ClickCease Nutrition Tip: Eat Your Pulses! | What Are Pulses?
Nutrition Tip: Eat Your Pulses

Nutrition Tip: Eat Your Pulses? What Does that Mean?

The Year of Pulses

As of late, every time that I pull up my Facebook feed, I see an add telling me “eat your pulses.” Eat my what? I’d heard of pulses before, but if you asked me to give you a definition, I wouldn’t be able to. My inclination was that they’re some type of bean or legume. I decided to look into this and find out what pulses were and why I was supposed to eat them! Clearly, the creator of the advertisement felt that they had some nutritional benefit and I wanted to scope it out.

The USA Dry Pea and Lentil Council defines pulses as, “dry peas, dry beans, chickpeas (garbanzo beans), and lentils.”

 How do pulses differ from legumes?

According to Academy of Nutrition and Dietetics spokesperson, Sara Haas, RDN, a legume is a plant whose fruit is enclosed in a pod. Pulses are members of the legume family. Pulses are legumes that are harvested for seeds. The seeds, once harvested, are dried (think a bag of raw, dry beans).

Based on the explanation of pulses, they’re not a new thing at all. So why am I suddenly being bombarded with a message to eat them every single time I open up Facebook? Have food scientists discovered a new benefit? Nutritionally, there aren’t new benefits, but that doesn’t mean there aren’t any benefits. Dietitians and other medical professionals have touted the benefits of beans/legumes for quite some time. In my article about vegans, I expressed that beans/legumes were a large source of plant-based protein in their diet. I’ll dig a bit deeper into the nutritional benefits later.



But first, let’s tackle why suddenly pulses are in the spotlight.

Apparently, we’re living in the International Year of Pulses. The United Nations was so certain of the increasing popularity of pulses, that they gave 2016 that legendary title.  The purpose was to increase awareness of their nutritional value, economic accessibility, role in food security, favorable environmental impact, and agricultural sustainability.  More than just a nutritional powerhouse, pulses provide a sustainable means of food production. They come from plants that have nitrogen-fixing properties, which can contribute to increasing soil fertility and have a positive impact on the environment.

DATA FOR ANALYSIS =>
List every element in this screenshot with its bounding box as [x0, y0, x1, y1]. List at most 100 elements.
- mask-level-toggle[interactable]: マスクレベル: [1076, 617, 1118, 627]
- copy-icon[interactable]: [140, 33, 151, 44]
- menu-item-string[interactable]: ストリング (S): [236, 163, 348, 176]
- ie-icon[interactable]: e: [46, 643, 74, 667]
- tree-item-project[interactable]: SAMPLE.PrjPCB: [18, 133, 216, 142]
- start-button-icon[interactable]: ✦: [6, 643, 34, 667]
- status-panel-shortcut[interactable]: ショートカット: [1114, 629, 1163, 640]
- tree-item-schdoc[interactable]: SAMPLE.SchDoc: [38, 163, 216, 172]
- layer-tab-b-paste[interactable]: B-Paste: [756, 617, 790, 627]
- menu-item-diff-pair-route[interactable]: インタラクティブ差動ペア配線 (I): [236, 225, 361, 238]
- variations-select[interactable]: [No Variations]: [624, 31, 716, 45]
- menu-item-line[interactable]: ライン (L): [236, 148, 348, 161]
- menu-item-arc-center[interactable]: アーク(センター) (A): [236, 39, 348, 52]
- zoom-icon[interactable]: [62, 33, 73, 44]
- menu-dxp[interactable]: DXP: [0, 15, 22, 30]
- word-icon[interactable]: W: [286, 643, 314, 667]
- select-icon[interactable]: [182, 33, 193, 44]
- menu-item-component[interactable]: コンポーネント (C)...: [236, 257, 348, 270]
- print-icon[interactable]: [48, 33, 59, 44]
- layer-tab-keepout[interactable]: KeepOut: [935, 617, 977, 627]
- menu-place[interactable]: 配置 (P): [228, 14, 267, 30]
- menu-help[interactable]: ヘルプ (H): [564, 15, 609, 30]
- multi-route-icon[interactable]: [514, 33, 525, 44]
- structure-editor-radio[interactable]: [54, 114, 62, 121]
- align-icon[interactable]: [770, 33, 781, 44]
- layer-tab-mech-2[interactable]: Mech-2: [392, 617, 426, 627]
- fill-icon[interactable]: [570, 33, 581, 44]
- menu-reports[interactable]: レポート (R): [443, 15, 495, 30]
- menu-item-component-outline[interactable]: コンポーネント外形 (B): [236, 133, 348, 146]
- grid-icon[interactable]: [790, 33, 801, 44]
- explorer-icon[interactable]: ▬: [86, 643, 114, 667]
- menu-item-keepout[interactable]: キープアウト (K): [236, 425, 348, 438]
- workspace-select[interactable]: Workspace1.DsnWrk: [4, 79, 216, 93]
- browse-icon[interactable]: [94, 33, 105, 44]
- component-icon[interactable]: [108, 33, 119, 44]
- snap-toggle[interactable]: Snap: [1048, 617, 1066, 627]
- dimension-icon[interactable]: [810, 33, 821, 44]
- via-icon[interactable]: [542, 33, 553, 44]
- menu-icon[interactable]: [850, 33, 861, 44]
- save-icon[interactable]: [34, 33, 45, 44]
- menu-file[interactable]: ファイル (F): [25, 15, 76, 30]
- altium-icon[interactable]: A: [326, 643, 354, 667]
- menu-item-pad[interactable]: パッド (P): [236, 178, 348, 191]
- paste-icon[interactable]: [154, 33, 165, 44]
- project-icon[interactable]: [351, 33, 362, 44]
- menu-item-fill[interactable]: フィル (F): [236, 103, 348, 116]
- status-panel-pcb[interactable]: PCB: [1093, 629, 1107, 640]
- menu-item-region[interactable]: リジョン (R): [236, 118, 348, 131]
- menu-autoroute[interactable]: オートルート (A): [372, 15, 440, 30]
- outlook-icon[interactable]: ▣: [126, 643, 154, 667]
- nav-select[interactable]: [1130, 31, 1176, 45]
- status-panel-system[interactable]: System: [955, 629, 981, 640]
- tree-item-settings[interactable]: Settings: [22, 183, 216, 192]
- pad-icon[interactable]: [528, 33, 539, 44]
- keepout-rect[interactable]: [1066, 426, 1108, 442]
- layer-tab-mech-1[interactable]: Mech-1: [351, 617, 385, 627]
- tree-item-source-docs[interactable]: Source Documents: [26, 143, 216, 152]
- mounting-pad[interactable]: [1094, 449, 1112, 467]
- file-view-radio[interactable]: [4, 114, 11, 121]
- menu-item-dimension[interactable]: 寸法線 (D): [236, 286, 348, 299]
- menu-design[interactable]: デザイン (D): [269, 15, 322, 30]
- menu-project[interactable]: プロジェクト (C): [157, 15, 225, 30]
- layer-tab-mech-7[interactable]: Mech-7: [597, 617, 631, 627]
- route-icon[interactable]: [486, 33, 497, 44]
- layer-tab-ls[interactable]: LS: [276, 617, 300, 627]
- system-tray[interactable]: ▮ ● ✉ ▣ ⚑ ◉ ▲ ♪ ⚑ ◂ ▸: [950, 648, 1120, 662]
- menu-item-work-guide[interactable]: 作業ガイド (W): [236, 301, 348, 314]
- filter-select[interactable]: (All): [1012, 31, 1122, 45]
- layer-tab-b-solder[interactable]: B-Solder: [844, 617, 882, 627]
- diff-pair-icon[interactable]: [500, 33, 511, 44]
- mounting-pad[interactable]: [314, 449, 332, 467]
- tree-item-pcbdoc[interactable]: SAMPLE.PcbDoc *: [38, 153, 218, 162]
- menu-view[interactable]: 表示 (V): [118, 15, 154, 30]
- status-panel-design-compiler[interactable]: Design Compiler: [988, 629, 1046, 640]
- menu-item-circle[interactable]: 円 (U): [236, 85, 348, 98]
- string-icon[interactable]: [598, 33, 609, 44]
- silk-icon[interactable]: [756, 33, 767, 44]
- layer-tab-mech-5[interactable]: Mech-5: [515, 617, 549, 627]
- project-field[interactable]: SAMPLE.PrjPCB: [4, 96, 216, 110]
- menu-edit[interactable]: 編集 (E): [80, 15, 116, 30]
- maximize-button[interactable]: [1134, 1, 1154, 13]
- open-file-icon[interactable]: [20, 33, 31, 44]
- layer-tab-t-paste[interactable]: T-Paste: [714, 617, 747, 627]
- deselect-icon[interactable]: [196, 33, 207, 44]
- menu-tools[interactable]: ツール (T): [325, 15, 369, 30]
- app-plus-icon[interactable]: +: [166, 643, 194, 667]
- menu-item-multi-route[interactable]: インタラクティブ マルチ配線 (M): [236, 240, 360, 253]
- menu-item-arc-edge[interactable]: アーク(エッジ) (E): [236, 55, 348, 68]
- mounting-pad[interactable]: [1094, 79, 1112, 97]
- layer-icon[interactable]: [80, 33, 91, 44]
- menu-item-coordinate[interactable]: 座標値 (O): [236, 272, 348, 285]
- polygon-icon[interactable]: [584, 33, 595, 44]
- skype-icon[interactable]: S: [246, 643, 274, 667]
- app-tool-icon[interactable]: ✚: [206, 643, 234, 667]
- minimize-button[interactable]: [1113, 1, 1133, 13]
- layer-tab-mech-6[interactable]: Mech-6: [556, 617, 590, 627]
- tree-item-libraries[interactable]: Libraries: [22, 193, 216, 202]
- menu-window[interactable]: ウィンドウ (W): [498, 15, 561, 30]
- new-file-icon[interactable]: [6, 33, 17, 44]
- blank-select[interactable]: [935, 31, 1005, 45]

REQUIRED ACTIONS =>
1. According to the article on pulses, how does the USA Dry Pea and Lentil Council define pulses?
2. Using the article on pulses, explain why growing pulses can have a positive impact on the environment.
3. Resume the article on pulses after its final sentence.
The listing has no connection to the article on pulses.

YOUR WRITTEN ANSWERS =>
1. It defines them as dry peas, dry beans, chickpeas (garbanzo beans), and lentils.

2. Pulses come from plants that have nitrogen-fixing properties. These properties can help increase soil fertility, which benefits the environment.

3.
According to the Global Pulse Confederation (GPC), Pulse crops are one of the most sustainable crops a farmer can grow. To put things in perspective, it takes 216 gallons of water to produce one pound of soybeans , 368 gallons of water to produce one pound of peanuts and 1,857 gallons for one pound for beef. I love peanut butter and can easily go through a jar in a week if I’m not careful. Think about how often we consume products containing peanuts, the quantity of soy added to foods and the prevalence of burger restaurants! This is where pulses shine: It takes just 43 gallons of water to produce one pound of pulses. Talk about water conservation!

The GPC states that, “Though pulses are a very popular crop in the developing world, there is a massive gap in productivity between pulse crops inside and outside the developing world. With the introduction of improved varieties and promotion of better management techniques, pulse crops can continue to be an excellent choice for farmers in the developing world.”


According to the United Nations’ Food and Agriculture Organization, pulses are a vital source of plant-based proteins and amino acids for people around the world. They recommend consuming pulses part of a healthful diet to address obesity, as well as to prevent and help manage chronic diseases such as diabetes, coronary conditions, and cancer. Protein isn’t the only benefit pulses provide. They also are a great source of fiber and micronutrients such as iron, folate, zinc, phosphorus and magnesium. In addition to providing an excellent plant based protein source for humans, they’re also an important source of plant-based protein for animals. The Global Pulse Confederation explained that up to 25% of pulses are used to feed pigs and poultry.

Pulses have played a large role in traditional foods from India, Pakistan, the Mediterranean region and the Middle East. Pulses add variety to menus and a chance for home cooks to expand their menu options. They are a great food to have on hand because, in addition to being easy to prepare, they also can serve as a meat extender on menus (ex: adding lentils or other beans to meatloaf, taco meat or soups to make the meal go further and provided filling fiber).

How should they be prepared?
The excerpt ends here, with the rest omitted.